→ Short exercise
Quote all entries exactly, leaving pictures aside.

▶

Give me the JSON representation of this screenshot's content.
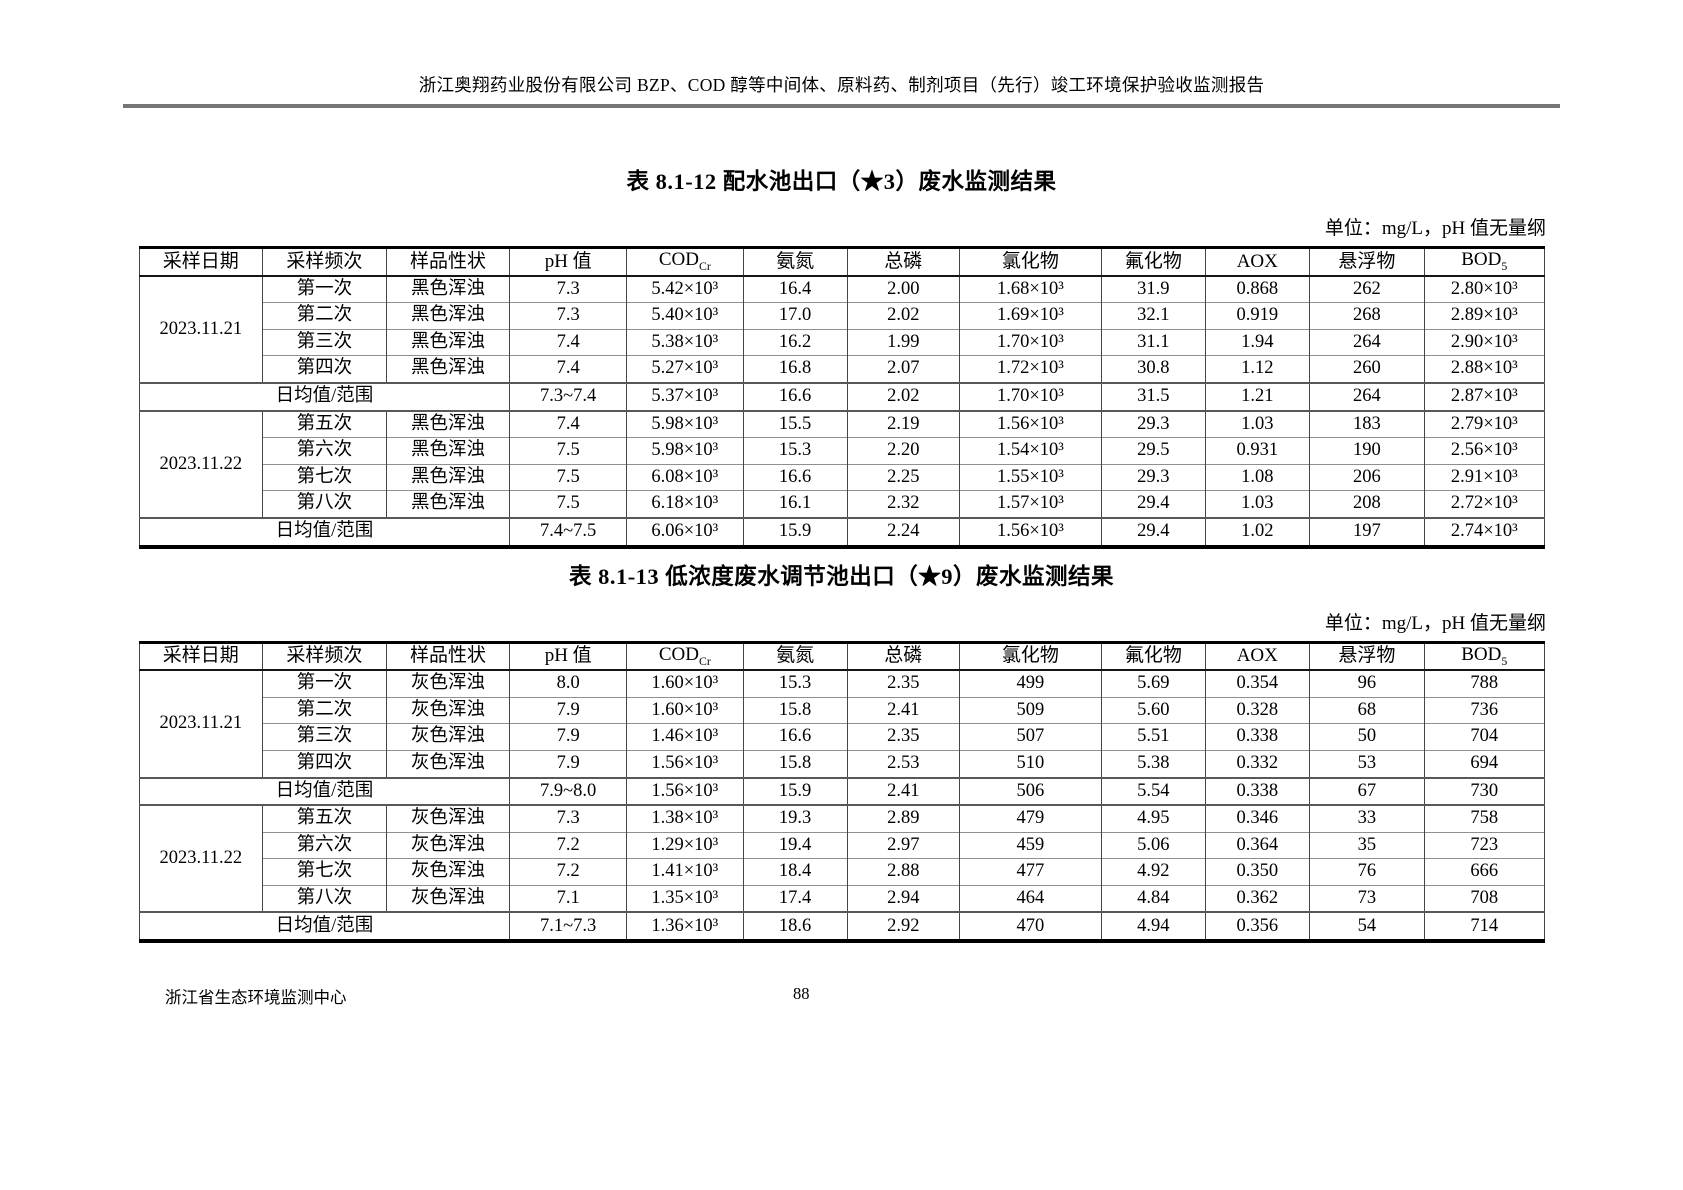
{
  "page": {
    "header_title": "浙江奥翔药业股份有限公司 BZP、COD 醇等中间体、原料药、制剂项目（先行）竣工环境保护验收监测报告",
    "footer_org": "浙江省生态环境监测中心",
    "page_number": "88"
  },
  "columns": [
    {
      "id": "sampling-date",
      "label": "采样日期"
    },
    {
      "id": "sampling-frequency",
      "label": "采样频次"
    },
    {
      "id": "sample-appearance",
      "label": "样品性状"
    },
    {
      "id": "ph",
      "label": "pH 值"
    },
    {
      "id": "cod",
      "label": "COD",
      "sub": "Cr"
    },
    {
      "id": "ammonia-nitrogen",
      "label": "氨氮"
    },
    {
      "id": "total-phosphorus",
      "label": "总磷"
    },
    {
      "id": "chloride",
      "label": "氯化物"
    },
    {
      "id": "fluoride",
      "label": "氟化物"
    },
    {
      "id": "aox",
      "label": "AOX"
    },
    {
      "id": "suspended-solids",
      "label": "悬浮物"
    },
    {
      "id": "bod",
      "label": "BOD",
      "sub": "5"
    }
  ],
  "tables": [
    {
      "title": "表 8.1-12  配水池出口（★3）废水监测结果",
      "unit_note": "单位：mg/L，pH 值无量纲",
      "daily_label": "日均值/范围",
      "groups": [
        {
          "date": "2023.11.21",
          "rows": [
            {
              "frequency": "第一次",
              "appearance": "黑色浑浊",
              "values": [
                "7.3",
                "5.42×10³",
                "16.4",
                "2.00",
                "1.68×10³",
                "31.9",
                "0.868",
                "262",
                "2.80×10³"
              ]
            },
            {
              "frequency": "第二次",
              "appearance": "黑色浑浊",
              "values": [
                "7.3",
                "5.40×10³",
                "17.0",
                "2.02",
                "1.69×10³",
                "32.1",
                "0.919",
                "268",
                "2.89×10³"
              ]
            },
            {
              "frequency": "第三次",
              "appearance": "黑色浑浊",
              "values": [
                "7.4",
                "5.38×10³",
                "16.2",
                "1.99",
                "1.70×10³",
                "31.1",
                "1.94",
                "264",
                "2.90×10³"
              ]
            },
            {
              "frequency": "第四次",
              "appearance": "黑色浑浊",
              "values": [
                "7.4",
                "5.27×10³",
                "16.8",
                "2.07",
                "1.72×10³",
                "30.8",
                "1.12",
                "260",
                "2.88×10³"
              ]
            }
          ],
          "daily": [
            "7.3~7.4",
            "5.37×10³",
            "16.6",
            "2.02",
            "1.70×10³",
            "31.5",
            "1.21",
            "264",
            "2.87×10³"
          ]
        },
        {
          "date": "2023.11.22",
          "rows": [
            {
              "frequency": "第五次",
              "appearance": "黑色浑浊",
              "values": [
                "7.4",
                "5.98×10³",
                "15.5",
                "2.19",
                "1.56×10³",
                "29.3",
                "1.03",
                "183",
                "2.79×10³"
              ]
            },
            {
              "frequency": "第六次",
              "appearance": "黑色浑浊",
              "values": [
                "7.5",
                "5.98×10³",
                "15.3",
                "2.20",
                "1.54×10³",
                "29.5",
                "0.931",
                "190",
                "2.56×10³"
              ]
            },
            {
              "frequency": "第七次",
              "appearance": "黑色浑浊",
              "values": [
                "7.5",
                "6.08×10³",
                "16.6",
                "2.25",
                "1.55×10³",
                "29.3",
                "1.08",
                "206",
                "2.91×10³"
              ]
            },
            {
              "frequency": "第八次",
              "appearance": "黑色浑浊",
              "values": [
                "7.5",
                "6.18×10³",
                "16.1",
                "2.32",
                "1.57×10³",
                "29.4",
                "1.03",
                "208",
                "2.72×10³"
              ]
            }
          ],
          "daily": [
            "7.4~7.5",
            "6.06×10³",
            "15.9",
            "2.24",
            "1.56×10³",
            "29.4",
            "1.02",
            "197",
            "2.74×10³"
          ]
        }
      ]
    },
    {
      "title": "表 8.1-13  低浓度废水调节池出口（★9）废水监测结果",
      "unit_note": "单位：mg/L，pH 值无量纲",
      "daily_label": "日均值/范围",
      "groups": [
        {
          "date": "2023.11.21",
          "rows": [
            {
              "frequency": "第一次",
              "appearance": "灰色浑浊",
              "values": [
                "8.0",
                "1.60×10³",
                "15.3",
                "2.35",
                "499",
                "5.69",
                "0.354",
                "96",
                "788"
              ]
            },
            {
              "frequency": "第二次",
              "appearance": "灰色浑浊",
              "values": [
                "7.9",
                "1.60×10³",
                "15.8",
                "2.41",
                "509",
                "5.60",
                "0.328",
                "68",
                "736"
              ]
            },
            {
              "frequency": "第三次",
              "appearance": "灰色浑浊",
              "values": [
                "7.9",
                "1.46×10³",
                "16.6",
                "2.35",
                "507",
                "5.51",
                "0.338",
                "50",
                "704"
              ]
            },
            {
              "frequency": "第四次",
              "appearance": "灰色浑浊",
              "values": [
                "7.9",
                "1.56×10³",
                "15.8",
                "2.53",
                "510",
                "5.38",
                "0.332",
                "53",
                "694"
              ]
            }
          ],
          "daily": [
            "7.9~8.0",
            "1.56×10³",
            "15.9",
            "2.41",
            "506",
            "5.54",
            "0.338",
            "67",
            "730"
          ]
        },
        {
          "date": "2023.11.22",
          "rows": [
            {
              "frequency": "第五次",
              "appearance": "灰色浑浊",
              "values": [
                "7.3",
                "1.38×10³",
                "19.3",
                "2.89",
                "479",
                "4.95",
                "0.346",
                "33",
                "758"
              ]
            },
            {
              "frequency": "第六次",
              "appearance": "灰色浑浊",
              "values": [
                "7.2",
                "1.29×10³",
                "19.4",
                "2.97",
                "459",
                "5.06",
                "0.364",
                "35",
                "723"
              ]
            },
            {
              "frequency": "第七次",
              "appearance": "灰色浑浊",
              "values": [
                "7.2",
                "1.41×10³",
                "18.4",
                "2.88",
                "477",
                "4.92",
                "0.350",
                "76",
                "666"
              ]
            },
            {
              "frequency": "第八次",
              "appearance": "灰色浑浊",
              "values": [
                "7.1",
                "1.35×10³",
                "17.4",
                "2.94",
                "464",
                "4.84",
                "0.362",
                "73",
                "708"
              ]
            }
          ],
          "daily": [
            "7.1~7.3",
            "1.36×10³",
            "18.6",
            "2.92",
            "470",
            "4.94",
            "0.356",
            "54",
            "714"
          ]
        }
      ]
    }
  ]
}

◀

→ Task result
Give me the JSON representation of this screenshot's content.
{
  "page": {
    "header_title": "浙江奥翔药业股份有限公司 BZP、COD 醇等中间体、原料药、制剂项目（先行）竣工环境保护验收监测报告",
    "footer_org": "浙江省生态环境监测中心",
    "page_number": "88"
  },
  "columns": [
    {
      "id": "sampling-date",
      "label": "采样日期"
    },
    {
      "id": "sampling-frequency",
      "label": "采样频次"
    },
    {
      "id": "sample-appearance",
      "label": "样品性状"
    },
    {
      "id": "ph",
      "label": "pH 值"
    },
    {
      "id": "cod",
      "label": "COD",
      "sub": "Cr"
    },
    {
      "id": "ammonia-nitrogen",
      "label": "氨氮"
    },
    {
      "id": "total-phosphorus",
      "label": "总磷"
    },
    {
      "id": "chloride",
      "label": "氯化物"
    },
    {
      "id": "fluoride",
      "label": "氟化物"
    },
    {
      "id": "aox",
      "label": "AOX"
    },
    {
      "id": "suspended-solids",
      "label": "悬浮物"
    },
    {
      "id": "bod",
      "label": "BOD",
      "sub": "5"
    }
  ],
  "tables": [
    {
      "title": "表 8.1-12  配水池出口（★3）废水监测结果",
      "unit_note": "单位：mg/L，pH 值无量纲",
      "daily_label": "日均值/范围",
      "groups": [
        {
          "date": "2023.11.21",
          "rows": [
            {
              "frequency": "第一次",
              "appearance": "黑色浑浊",
              "values": [
                "7.3",
                "5.42×10³",
                "16.4",
                "2.00",
                "1.68×10³",
                "31.9",
                "0.868",
                "262",
                "2.80×10³"
              ]
            },
            {
              "frequency": "第二次",
              "appearance": "黑色浑浊",
              "values": [
                "7.3",
                "5.40×10³",
                "17.0",
                "2.02",
                "1.69×10³",
                "32.1",
                "0.919",
                "268",
                "2.89×10³"
              ]
            },
            {
              "frequency": "第三次",
              "appearance": "黑色浑浊",
              "values": [
                "7.4",
                "5.38×10³",
                "16.2",
                "1.99",
                "1.70×10³",
                "31.1",
                "1.94",
                "264",
                "2.90×10³"
              ]
            },
            {
              "frequency": "第四次",
              "appearance": "黑色浑浊",
              "values": [
                "7.4",
                "5.27×10³",
                "16.8",
                "2.07",
                "1.72×10³",
                "30.8",
                "1.12",
                "260",
                "2.88×10³"
              ]
            }
          ],
          "daily": [
            "7.3~7.4",
            "5.37×10³",
            "16.6",
            "2.02",
            "1.70×10³",
            "31.5",
            "1.21",
            "264",
            "2.87×10³"
          ]
        },
        {
          "date": "2023.11.22",
          "rows": [
            {
              "frequency": "第五次",
              "appearance": "黑色浑浊",
              "values": [
                "7.4",
                "5.98×10³",
                "15.5",
                "2.19",
                "1.56×10³",
                "29.3",
                "1.03",
                "183",
                "2.79×10³"
              ]
            },
            {
              "frequency": "第六次",
              "appearance": "黑色浑浊",
              "values": [
                "7.5",
                "5.98×10³",
                "15.3",
                "2.20",
                "1.54×10³",
                "29.5",
                "0.931",
                "190",
                "2.56×10³"
              ]
            },
            {
              "frequency": "第七次",
              "appearance": "黑色浑浊",
              "values": [
                "7.5",
                "6.08×10³",
                "16.6",
                "2.25",
                "1.55×10³",
                "29.3",
                "1.08",
                "206",
                "2.91×10³"
              ]
            },
            {
              "frequency": "第八次",
              "appearance": "黑色浑浊",
              "values": [
                "7.5",
                "6.18×10³",
                "16.1",
                "2.32",
                "1.57×10³",
                "29.4",
                "1.03",
                "208",
                "2.72×10³"
              ]
            }
          ],
          "daily": [
            "7.4~7.5",
            "6.06×10³",
            "15.9",
            "2.24",
            "1.56×10³",
            "29.4",
            "1.02",
            "197",
            "2.74×10³"
          ]
        }
      ]
    },
    {
      "title": "表 8.1-13  低浓度废水调节池出口（★9）废水监测结果",
      "unit_note": "单位：mg/L，pH 值无量纲",
      "daily_label": "日均值/范围",
      "groups": [
        {
          "date": "2023.11.21",
          "rows": [
            {
              "frequency": "第一次",
              "appearance": "灰色浑浊",
              "values": [
                "8.0",
                "1.60×10³",
                "15.3",
                "2.35",
                "499",
                "5.69",
                "0.354",
                "96",
                "788"
              ]
            },
            {
              "frequency": "第二次",
              "appearance": "灰色浑浊",
              "values": [
                "7.9",
                "1.60×10³",
                "15.8",
                "2.41",
                "509",
                "5.60",
                "0.328",
                "68",
                "736"
              ]
            },
            {
              "frequency": "第三次",
              "appearance": "灰色浑浊",
              "values": [
                "7.9",
                "1.46×10³",
                "16.6",
                "2.35",
                "507",
                "5.51",
                "0.338",
                "50",
                "704"
              ]
            },
            {
              "frequency": "第四次",
              "appearance": "灰色浑浊",
              "values": [
                "7.9",
                "1.56×10³",
                "15.8",
                "2.53",
                "510",
                "5.38",
                "0.332",
                "53",
                "694"
              ]
            }
          ],
          "daily": [
            "7.9~8.0",
            "1.56×10³",
            "15.9",
            "2.41",
            "506",
            "5.54",
            "0.338",
            "67",
            "730"
          ]
        },
        {
          "date": "2023.11.22",
          "rows": [
            {
              "frequency": "第五次",
              "appearance": "灰色浑浊",
              "values": [
                "7.3",
                "1.38×10³",
                "19.3",
                "2.89",
                "479",
                "4.95",
                "0.346",
                "33",
                "758"
              ]
            },
            {
              "frequency": "第六次",
              "appearance": "灰色浑浊",
              "values": [
                "7.2",
                "1.29×10³",
                "19.4",
                "2.97",
                "459",
                "5.06",
                "0.364",
                "35",
                "723"
              ]
            },
            {
              "frequency": "第七次",
              "appearance": "灰色浑浊",
              "values": [
                "7.2",
                "1.41×10³",
                "18.4",
                "2.88",
                "477",
                "4.92",
                "0.350",
                "76",
                "666"
              ]
            },
            {
              "frequency": "第八次",
              "appearance": "灰色浑浊",
              "values": [
                "7.1",
                "1.35×10³",
                "17.4",
                "2.94",
                "464",
                "4.84",
                "0.362",
                "73",
                "708"
              ]
            }
          ],
          "daily": [
            "7.1~7.3",
            "1.36×10³",
            "18.6",
            "2.92",
            "470",
            "4.94",
            "0.356",
            "54",
            "714"
          ]
        }
      ]
    }
  ]
}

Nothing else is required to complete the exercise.